→ **Stated goal**: Lines holding the string "Deutlich" are the ones to copy; find them all in the data.

Dataset records
....

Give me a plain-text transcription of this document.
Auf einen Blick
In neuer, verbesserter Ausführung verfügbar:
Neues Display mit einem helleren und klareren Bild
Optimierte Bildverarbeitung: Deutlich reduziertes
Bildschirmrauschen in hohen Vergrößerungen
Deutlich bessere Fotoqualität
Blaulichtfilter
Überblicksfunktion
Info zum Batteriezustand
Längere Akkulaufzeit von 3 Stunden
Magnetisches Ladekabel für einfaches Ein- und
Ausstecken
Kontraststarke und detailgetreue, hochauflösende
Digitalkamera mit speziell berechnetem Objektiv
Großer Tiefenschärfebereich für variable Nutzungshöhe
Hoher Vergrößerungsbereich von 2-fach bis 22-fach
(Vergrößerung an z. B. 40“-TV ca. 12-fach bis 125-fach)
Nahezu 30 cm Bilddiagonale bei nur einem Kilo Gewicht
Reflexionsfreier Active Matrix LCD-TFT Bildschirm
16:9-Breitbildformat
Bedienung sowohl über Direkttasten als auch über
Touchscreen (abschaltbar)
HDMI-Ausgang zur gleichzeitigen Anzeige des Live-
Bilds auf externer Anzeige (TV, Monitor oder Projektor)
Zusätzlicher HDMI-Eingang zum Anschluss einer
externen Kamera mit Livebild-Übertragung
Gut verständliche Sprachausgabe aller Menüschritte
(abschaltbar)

....

→ **Output**:
Optimierte Bildverarbeitung: Deutlich reduziertes
Deutlich bessere Fotoqualität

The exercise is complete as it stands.